# Set task:
Reproduce the listing verbatim.

Raw records
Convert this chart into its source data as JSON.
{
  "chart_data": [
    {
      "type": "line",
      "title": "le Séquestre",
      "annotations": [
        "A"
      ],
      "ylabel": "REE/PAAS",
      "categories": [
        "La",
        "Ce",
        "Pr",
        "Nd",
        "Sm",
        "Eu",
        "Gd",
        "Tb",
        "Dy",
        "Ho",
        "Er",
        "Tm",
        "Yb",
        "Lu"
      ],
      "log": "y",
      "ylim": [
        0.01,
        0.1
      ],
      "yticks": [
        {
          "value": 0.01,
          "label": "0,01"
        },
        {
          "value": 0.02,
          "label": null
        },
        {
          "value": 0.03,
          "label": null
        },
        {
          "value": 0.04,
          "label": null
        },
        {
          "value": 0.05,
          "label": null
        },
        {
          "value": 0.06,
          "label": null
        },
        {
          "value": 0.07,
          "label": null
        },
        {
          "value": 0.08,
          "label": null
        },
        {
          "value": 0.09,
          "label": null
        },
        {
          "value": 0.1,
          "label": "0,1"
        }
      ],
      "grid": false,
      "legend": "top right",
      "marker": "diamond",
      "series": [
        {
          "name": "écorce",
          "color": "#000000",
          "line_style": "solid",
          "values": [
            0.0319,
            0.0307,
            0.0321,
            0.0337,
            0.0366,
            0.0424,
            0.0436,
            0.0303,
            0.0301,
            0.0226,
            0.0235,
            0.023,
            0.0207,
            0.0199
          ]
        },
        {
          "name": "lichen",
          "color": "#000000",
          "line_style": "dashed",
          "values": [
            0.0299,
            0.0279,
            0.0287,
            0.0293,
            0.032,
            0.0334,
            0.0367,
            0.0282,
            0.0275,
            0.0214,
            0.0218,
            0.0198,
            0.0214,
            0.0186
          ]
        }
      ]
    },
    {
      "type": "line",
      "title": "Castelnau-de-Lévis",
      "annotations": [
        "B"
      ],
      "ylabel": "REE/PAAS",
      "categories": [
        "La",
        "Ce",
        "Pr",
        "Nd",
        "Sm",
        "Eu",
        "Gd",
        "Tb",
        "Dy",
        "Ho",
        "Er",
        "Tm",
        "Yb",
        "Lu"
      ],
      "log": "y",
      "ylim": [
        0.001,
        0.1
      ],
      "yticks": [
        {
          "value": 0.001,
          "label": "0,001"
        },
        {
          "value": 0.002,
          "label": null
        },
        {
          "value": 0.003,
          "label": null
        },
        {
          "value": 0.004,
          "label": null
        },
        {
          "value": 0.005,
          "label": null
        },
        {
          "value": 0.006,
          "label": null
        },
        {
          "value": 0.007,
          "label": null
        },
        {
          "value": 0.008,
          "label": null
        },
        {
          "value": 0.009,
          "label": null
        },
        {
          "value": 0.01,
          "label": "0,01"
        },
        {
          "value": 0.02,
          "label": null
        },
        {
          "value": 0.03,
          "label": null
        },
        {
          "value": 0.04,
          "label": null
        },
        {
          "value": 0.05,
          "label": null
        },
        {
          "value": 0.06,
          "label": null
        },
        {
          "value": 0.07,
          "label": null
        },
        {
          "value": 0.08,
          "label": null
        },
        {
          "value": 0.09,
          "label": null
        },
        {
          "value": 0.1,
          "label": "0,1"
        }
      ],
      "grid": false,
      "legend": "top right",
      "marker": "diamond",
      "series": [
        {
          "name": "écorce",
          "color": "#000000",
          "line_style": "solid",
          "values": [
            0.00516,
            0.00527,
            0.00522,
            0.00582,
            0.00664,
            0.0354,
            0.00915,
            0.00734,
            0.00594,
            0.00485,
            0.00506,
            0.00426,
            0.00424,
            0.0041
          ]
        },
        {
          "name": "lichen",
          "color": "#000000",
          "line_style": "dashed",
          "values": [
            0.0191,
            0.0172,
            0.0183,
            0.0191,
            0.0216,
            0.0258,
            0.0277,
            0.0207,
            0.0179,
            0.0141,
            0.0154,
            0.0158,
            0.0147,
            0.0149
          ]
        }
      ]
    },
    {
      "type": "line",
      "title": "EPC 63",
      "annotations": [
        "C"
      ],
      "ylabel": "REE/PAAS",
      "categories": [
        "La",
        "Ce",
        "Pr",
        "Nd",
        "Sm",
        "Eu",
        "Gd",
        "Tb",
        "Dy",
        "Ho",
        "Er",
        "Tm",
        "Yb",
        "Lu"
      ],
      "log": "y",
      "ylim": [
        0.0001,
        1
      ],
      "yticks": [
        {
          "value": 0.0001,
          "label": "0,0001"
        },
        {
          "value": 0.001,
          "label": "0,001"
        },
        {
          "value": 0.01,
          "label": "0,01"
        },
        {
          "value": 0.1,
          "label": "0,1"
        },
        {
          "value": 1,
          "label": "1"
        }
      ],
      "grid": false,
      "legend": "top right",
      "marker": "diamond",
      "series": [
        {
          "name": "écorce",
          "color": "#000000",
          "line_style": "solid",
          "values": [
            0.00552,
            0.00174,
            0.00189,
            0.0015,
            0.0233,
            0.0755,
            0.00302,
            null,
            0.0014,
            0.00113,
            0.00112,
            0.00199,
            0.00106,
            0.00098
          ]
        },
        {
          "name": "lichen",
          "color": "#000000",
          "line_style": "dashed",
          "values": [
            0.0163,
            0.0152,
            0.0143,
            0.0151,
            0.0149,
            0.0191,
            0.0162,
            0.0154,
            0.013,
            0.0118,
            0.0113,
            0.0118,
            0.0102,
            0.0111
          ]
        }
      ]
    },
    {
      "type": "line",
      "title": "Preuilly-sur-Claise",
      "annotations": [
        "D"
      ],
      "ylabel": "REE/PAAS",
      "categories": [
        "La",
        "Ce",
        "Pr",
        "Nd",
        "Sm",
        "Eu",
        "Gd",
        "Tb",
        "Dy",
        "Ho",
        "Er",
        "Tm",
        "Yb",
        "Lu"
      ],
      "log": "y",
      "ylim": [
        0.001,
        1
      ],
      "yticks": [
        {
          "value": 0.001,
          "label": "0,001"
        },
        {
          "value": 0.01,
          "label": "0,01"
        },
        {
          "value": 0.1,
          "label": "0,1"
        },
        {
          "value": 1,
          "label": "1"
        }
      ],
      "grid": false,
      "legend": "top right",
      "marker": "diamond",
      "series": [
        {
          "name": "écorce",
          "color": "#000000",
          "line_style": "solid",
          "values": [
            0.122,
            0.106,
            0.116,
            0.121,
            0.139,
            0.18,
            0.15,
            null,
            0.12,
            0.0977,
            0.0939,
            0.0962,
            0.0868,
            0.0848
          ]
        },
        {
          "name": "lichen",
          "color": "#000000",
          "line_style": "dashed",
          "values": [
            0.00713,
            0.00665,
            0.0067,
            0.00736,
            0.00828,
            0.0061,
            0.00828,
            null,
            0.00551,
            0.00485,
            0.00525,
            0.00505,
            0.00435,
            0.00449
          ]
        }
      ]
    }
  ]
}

# The reply:
Convert this chart into its source data as JSON.
{
  "chart_data": [
    {
      "type": "line",
      "title": "le Séquestre",
      "annotations": [
        "A"
      ],
      "ylabel": "REE/PAAS",
      "categories": [
        "La",
        "Ce",
        "Pr",
        "Nd",
        "Sm",
        "Eu",
        "Gd",
        "Tb",
        "Dy",
        "Ho",
        "Er",
        "Tm",
        "Yb",
        "Lu"
      ],
      "log": "y",
      "ylim": [
        0.01,
        0.1
      ],
      "yticks": [
        {
          "value": 0.01,
          "label": "0,01"
        },
        {
          "value": 0.02,
          "label": null
        },
        {
          "value": 0.03,
          "label": null
        },
        {
          "value": 0.04,
          "label": null
        },
        {
          "value": 0.05,
          "label": null
        },
        {
          "value": 0.06,
          "label": null
        },
        {
          "value": 0.07,
          "label": null
        },
        {
          "value": 0.08,
          "label": null
        },
        {
          "value": 0.09,
          "label": null
        },
        {
          "value": 0.1,
          "label": "0,1"
        }
      ],
      "grid": false,
      "legend": "top right",
      "marker": "diamond",
      "series": [
        {
          "name": "écorce",
          "color": "#000000",
          "line_style": "solid",
          "values": [
            0.0319,
            0.0307,
            0.0321,
            0.0337,
            0.0366,
            0.0424,
            0.0436,
            0.0303,
            0.0301,
            0.0226,
            0.0235,
            0.023,
            0.0207,
            0.0199
          ]
        },
        {
          "name": "lichen",
          "color": "#000000",
          "line_style": "dashed",
          "values": [
            0.0299,
            0.0279,
            0.0287,
            0.0293,
            0.032,
            0.0334,
            0.0367,
            0.0282,
            0.0275,
            0.0214,
            0.0218,
            0.0198,
            0.0214,
            0.0186
          ]
        }
      ]
    },
    {
      "type": "line",
      "title": "Castelnau-de-Lévis",
      "annotations": [
        "B"
      ],
      "ylabel": "REE/PAAS",
      "categories": [
        "La",
        "Ce",
        "Pr",
        "Nd",
        "Sm",
        "Eu",
        "Gd",
        "Tb",
        "Dy",
        "Ho",
        "Er",
        "Tm",
        "Yb",
        "Lu"
      ],
      "log": "y",
      "ylim": [
        0.001,
        0.1
      ],
      "yticks": [
        {
          "value": 0.001,
          "label": "0,001"
        },
        {
          "value": 0.002,
          "label": null
        },
        {
          "value": 0.003,
          "label": null
        },
        {
          "value": 0.004,
          "label": null
        },
        {
          "value": 0.005,
          "label": null
        },
        {
          "value": 0.006,
          "label": null
        },
        {
          "value": 0.007,
          "label": null
        },
        {
          "value": 0.008,
          "label": null
        },
        {
          "value": 0.009,
          "label": null
        },
        {
          "value": 0.01,
          "label": "0,01"
        },
        {
          "value": 0.02,
          "label": null
        },
        {
          "value": 0.03,
          "label": null
        },
        {
          "value": 0.04,
          "label": null
        },
        {
          "value": 0.05,
          "label": null
        },
        {
          "value": 0.06,
          "label": null
        },
        {
          "value": 0.07,
          "label": null
        },
        {
          "value": 0.08,
          "label": null
        },
        {
          "value": 0.09,
          "label": null
        },
        {
          "value": 0.1,
          "label": "0,1"
        }
      ],
      "grid": false,
      "legend": "top right",
      "marker": "diamond",
      "series": [
        {
          "name": "écorce",
          "color": "#000000",
          "line_style": "solid",
          "values": [
            0.00516,
            0.00527,
            0.00522,
            0.00582,
            0.00664,
            0.0354,
            0.00915,
            0.00734,
            0.00594,
            0.00485,
            0.00506,
            0.00426,
            0.00424,
            0.0041
          ]
        },
        {
          "name": "lichen",
          "color": "#000000",
          "line_style": "dashed",
          "values": [
            0.0191,
            0.0172,
            0.0183,
            0.0191,
            0.0216,
            0.0258,
            0.0277,
            0.0207,
            0.0179,
            0.0141,
            0.0154,
            0.0158,
            0.0147,
            0.0149
          ]
        }
      ]
    },
    {
      "type": "line",
      "title": "EPC 63",
      "annotations": [
        "C"
      ],
      "ylabel": "REE/PAAS",
      "categories": [
        "La",
        "Ce",
        "Pr",
        "Nd",
        "Sm",
        "Eu",
        "Gd",
        "Tb",
        "Dy",
        "Ho",
        "Er",
        "Tm",
        "Yb",
        "Lu"
      ],
      "log": "y",
      "ylim": [
        0.0001,
        1
      ],
      "yticks": [
        {
          "value": 0.0001,
          "label": "0,0001"
        },
        {
          "value": 0.001,
          "label": "0,001"
        },
        {
          "value": 0.01,
          "label": "0,01"
        },
        {
          "value": 0.1,
          "label": "0,1"
        },
        {
          "value": 1,
          "label": "1"
        }
      ],
      "grid": false,
      "legend": "top right",
      "marker": "diamond",
      "series": [
        {
          "name": "écorce",
          "color": "#000000",
          "line_style": "solid",
          "values": [
            0.00552,
            0.00174,
            0.00189,
            0.0015,
            0.0233,
            0.0755,
            0.00302,
            null,
            0.0014,
            0.00113,
            0.00112,
            0.00199,
            0.00106,
            0.00098
          ]
        },
        {
          "name": "lichen",
          "color": "#000000",
          "line_style": "dashed",
          "values": [
            0.0163,
            0.0152,
            0.0143,
            0.0151,
            0.0149,
            0.0191,
            0.0162,
            0.0154,
            0.013,
            0.0118,
            0.0113,
            0.0118,
            0.0102,
            0.0111
          ]
        }
      ]
    },
    {
      "type": "line",
      "title": "Preuilly-sur-Claise",
      "annotations": [
        "D"
      ],
      "ylabel": "REE/PAAS",
      "categories": [
        "La",
        "Ce",
        "Pr",
        "Nd",
        "Sm",
        "Eu",
        "Gd",
        "Tb",
        "Dy",
        "Ho",
        "Er",
        "Tm",
        "Yb",
        "Lu"
      ],
      "log": "y",
      "ylim": [
        0.001,
        1
      ],
      "yticks": [
        {
          "value": 0.001,
          "label": "0,001"
        },
        {
          "value": 0.01,
          "label": "0,01"
        },
        {
          "value": 0.1,
          "label": "0,1"
        },
        {
          "value": 1,
          "label": "1"
        }
      ],
      "grid": false,
      "legend": "top right",
      "marker": "diamond",
      "series": [
        {
          "name": "écorce",
          "color": "#000000",
          "line_style": "solid",
          "values": [
            0.122,
            0.106,
            0.116,
            0.121,
            0.139,
            0.18,
            0.15,
            null,
            0.12,
            0.0977,
            0.0939,
            0.0962,
            0.0868,
            0.0848
          ]
        },
        {
          "name": "lichen",
          "color": "#000000",
          "line_style": "dashed",
          "values": [
            0.00713,
            0.00665,
            0.0067,
            0.00736,
            0.00828,
            0.0061,
            0.00828,
            null,
            0.00551,
            0.00485,
            0.00525,
            0.00505,
            0.00435,
            0.00449
          ]
        }
      ]
    }
  ]
}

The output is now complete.